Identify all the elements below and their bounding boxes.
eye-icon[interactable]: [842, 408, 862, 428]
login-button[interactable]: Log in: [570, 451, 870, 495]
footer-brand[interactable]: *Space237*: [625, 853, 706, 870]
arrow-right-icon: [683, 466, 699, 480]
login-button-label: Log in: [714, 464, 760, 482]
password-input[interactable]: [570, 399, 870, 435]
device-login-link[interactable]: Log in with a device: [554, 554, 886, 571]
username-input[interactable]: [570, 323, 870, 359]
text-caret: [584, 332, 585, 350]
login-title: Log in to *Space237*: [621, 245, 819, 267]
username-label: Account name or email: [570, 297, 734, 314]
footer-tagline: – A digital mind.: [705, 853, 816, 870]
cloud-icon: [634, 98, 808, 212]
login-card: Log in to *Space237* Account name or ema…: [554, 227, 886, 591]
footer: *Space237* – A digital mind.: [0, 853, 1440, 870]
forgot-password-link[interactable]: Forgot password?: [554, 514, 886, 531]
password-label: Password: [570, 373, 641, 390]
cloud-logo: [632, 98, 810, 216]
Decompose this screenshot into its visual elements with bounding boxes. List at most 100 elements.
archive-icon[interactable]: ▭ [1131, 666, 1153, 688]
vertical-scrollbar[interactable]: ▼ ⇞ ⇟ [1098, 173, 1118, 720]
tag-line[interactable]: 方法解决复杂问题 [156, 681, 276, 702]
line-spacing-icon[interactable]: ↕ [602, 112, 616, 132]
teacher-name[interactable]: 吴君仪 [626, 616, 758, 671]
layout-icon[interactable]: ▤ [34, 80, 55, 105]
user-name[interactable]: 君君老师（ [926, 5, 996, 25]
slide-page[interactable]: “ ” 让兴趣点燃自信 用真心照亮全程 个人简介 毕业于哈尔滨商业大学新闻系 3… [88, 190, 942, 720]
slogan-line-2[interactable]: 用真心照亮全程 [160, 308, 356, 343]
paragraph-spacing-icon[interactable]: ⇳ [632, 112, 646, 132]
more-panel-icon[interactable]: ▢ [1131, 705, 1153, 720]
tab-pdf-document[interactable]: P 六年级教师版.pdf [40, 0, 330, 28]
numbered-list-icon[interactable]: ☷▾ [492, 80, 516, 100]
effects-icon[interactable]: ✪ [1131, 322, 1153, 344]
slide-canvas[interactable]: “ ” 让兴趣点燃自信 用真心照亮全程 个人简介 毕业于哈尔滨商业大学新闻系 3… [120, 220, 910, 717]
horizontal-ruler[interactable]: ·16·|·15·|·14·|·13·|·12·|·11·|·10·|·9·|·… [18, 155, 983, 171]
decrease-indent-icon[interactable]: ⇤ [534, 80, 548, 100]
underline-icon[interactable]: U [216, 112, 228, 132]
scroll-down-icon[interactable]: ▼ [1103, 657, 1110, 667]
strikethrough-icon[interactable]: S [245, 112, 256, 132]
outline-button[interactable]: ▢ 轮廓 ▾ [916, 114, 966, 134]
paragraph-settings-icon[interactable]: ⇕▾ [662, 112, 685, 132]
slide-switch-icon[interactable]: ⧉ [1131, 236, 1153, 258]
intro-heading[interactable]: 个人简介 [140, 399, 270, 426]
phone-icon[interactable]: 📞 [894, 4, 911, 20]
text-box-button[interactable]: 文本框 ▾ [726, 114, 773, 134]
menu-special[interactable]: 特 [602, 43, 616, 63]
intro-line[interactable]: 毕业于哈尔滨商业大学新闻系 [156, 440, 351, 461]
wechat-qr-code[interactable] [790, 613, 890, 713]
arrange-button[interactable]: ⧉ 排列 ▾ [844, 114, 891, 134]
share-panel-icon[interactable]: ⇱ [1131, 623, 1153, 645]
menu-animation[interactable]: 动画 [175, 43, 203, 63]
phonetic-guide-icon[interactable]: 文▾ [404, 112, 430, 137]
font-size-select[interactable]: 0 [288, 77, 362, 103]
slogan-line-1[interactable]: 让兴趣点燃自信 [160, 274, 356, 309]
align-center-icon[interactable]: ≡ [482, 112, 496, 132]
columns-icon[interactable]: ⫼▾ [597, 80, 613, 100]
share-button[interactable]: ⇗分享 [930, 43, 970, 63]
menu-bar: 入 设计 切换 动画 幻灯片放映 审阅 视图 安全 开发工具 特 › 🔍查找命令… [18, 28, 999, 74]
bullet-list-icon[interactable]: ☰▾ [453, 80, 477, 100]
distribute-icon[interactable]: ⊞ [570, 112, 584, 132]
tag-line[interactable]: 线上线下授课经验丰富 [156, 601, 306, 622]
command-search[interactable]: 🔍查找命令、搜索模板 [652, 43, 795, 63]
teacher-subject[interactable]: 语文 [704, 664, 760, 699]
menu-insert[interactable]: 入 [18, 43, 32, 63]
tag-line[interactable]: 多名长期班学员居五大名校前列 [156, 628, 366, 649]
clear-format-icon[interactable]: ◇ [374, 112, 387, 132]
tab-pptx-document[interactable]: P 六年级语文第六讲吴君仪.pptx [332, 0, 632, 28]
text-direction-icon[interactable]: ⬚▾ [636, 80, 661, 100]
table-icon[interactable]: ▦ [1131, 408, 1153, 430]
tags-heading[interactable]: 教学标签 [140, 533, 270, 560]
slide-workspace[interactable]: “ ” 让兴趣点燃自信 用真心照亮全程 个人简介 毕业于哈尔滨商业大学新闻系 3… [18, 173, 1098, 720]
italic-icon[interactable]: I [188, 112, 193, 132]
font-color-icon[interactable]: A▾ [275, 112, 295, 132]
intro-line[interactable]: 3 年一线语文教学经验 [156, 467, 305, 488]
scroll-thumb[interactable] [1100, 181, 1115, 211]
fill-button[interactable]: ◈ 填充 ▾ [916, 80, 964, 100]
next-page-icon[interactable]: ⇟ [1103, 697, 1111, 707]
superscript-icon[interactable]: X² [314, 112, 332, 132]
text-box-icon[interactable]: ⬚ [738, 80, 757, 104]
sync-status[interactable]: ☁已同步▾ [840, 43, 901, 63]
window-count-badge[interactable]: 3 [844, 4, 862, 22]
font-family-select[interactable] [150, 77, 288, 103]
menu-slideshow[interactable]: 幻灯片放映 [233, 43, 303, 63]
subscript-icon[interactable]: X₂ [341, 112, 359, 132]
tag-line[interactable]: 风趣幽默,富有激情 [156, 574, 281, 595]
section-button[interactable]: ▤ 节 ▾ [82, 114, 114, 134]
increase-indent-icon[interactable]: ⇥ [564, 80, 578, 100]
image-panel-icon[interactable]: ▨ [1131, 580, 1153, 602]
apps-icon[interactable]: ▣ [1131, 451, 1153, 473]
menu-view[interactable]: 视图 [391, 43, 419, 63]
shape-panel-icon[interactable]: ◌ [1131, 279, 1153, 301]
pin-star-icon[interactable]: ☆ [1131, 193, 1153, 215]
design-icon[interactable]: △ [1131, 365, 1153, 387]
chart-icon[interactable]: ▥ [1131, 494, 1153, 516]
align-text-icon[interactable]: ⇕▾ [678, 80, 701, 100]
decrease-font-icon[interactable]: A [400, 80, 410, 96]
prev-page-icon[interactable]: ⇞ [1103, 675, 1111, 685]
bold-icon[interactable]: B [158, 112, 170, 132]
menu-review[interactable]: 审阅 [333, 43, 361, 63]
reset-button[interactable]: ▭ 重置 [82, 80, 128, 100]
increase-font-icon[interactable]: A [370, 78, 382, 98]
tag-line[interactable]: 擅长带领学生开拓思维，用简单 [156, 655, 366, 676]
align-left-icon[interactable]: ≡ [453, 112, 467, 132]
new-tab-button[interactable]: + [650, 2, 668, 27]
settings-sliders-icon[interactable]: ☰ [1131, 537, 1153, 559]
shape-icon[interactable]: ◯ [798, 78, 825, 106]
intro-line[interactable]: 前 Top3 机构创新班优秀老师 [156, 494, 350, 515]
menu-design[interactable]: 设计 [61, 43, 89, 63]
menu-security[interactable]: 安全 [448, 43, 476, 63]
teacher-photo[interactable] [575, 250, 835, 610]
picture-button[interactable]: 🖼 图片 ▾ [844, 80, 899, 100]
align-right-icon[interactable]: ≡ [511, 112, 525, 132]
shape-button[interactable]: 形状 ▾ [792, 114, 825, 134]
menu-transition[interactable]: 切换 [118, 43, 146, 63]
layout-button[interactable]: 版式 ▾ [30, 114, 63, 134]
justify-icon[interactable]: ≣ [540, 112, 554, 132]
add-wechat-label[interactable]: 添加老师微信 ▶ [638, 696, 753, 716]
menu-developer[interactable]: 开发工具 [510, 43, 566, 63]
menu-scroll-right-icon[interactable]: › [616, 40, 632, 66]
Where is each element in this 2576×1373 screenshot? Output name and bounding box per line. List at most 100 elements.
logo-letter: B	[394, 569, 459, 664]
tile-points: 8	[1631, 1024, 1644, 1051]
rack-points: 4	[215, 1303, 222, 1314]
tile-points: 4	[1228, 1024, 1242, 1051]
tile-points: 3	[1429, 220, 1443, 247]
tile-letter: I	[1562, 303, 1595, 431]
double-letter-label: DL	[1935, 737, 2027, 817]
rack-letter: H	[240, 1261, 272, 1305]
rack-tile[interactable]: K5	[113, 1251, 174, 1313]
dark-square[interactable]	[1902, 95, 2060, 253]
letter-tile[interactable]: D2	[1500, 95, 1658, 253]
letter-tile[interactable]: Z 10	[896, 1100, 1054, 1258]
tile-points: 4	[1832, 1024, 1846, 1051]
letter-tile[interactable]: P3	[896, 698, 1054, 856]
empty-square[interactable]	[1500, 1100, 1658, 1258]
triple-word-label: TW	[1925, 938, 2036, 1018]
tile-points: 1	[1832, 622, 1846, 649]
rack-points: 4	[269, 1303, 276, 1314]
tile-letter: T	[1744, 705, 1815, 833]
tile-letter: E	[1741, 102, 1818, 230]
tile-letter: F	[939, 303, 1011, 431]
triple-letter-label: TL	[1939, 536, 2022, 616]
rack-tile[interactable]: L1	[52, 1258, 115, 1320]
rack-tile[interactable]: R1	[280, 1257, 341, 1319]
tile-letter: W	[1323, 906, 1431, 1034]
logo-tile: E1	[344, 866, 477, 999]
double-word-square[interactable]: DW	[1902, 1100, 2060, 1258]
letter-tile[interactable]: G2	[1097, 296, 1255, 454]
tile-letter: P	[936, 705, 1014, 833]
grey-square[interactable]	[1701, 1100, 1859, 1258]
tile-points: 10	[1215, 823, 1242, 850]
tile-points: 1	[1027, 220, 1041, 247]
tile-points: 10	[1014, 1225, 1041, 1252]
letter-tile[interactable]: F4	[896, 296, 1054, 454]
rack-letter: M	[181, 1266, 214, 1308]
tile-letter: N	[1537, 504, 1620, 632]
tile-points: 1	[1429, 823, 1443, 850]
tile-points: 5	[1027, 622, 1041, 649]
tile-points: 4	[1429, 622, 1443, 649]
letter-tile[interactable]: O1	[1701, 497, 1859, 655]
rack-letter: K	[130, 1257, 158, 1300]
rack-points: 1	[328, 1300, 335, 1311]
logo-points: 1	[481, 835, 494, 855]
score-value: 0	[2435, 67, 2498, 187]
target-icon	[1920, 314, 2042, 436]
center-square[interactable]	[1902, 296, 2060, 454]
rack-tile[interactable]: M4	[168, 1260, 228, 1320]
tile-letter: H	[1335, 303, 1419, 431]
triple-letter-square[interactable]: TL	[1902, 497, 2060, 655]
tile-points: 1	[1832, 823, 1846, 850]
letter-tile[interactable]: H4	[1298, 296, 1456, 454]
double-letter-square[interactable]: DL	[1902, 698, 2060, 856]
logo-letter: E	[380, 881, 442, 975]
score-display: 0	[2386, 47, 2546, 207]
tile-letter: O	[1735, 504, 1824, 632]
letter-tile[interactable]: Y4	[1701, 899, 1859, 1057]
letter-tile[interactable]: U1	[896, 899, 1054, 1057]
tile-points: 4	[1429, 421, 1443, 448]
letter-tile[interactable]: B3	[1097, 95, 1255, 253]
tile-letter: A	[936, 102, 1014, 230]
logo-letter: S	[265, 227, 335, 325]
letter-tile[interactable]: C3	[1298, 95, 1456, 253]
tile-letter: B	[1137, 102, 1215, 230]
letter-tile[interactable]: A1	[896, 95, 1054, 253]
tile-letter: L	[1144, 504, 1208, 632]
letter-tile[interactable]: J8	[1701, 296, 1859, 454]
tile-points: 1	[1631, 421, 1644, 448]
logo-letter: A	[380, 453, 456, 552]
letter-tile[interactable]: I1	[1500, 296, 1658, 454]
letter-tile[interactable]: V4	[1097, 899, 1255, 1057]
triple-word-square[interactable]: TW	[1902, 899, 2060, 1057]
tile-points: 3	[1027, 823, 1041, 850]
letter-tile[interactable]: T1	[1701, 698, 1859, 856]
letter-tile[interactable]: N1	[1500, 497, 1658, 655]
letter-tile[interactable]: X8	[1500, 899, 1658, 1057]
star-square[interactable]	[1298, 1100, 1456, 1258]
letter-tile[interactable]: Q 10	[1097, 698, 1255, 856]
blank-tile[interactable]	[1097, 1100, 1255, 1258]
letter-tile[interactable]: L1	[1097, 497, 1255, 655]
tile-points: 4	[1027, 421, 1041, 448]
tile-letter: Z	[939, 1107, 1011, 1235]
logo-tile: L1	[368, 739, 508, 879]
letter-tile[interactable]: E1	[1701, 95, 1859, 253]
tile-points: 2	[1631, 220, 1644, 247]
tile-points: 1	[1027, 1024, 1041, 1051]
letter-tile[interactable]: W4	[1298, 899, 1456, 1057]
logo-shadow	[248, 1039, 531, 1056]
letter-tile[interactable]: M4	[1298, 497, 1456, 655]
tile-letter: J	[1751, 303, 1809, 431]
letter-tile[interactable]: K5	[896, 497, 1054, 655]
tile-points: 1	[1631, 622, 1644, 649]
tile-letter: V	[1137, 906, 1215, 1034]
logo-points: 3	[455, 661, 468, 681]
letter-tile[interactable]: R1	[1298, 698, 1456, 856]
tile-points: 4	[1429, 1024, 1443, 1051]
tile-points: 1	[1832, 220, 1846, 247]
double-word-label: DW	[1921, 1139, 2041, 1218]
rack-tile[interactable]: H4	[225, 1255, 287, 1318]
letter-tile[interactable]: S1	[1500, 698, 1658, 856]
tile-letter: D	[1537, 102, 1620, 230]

=== Stated task ===
Starting at the first line and ending at the line that contains "login-button-label: Log in: [714, 464, 760, 482]", put those lines into a numbered list, leaving out any blank lines.

=== Written reply ===
1. Identify all the elements below and their bounding boxes.
2. eye-icon[interactable]: [842, 408, 862, 428]
3. login-button[interactable]: Log in: [570, 451, 870, 495]
4. footer-brand[interactable]: *Space237*: [625, 853, 706, 870]
5. arrow-right-icon: [683, 466, 699, 480]
6. login-button-label: Log in: [714, 464, 760, 482]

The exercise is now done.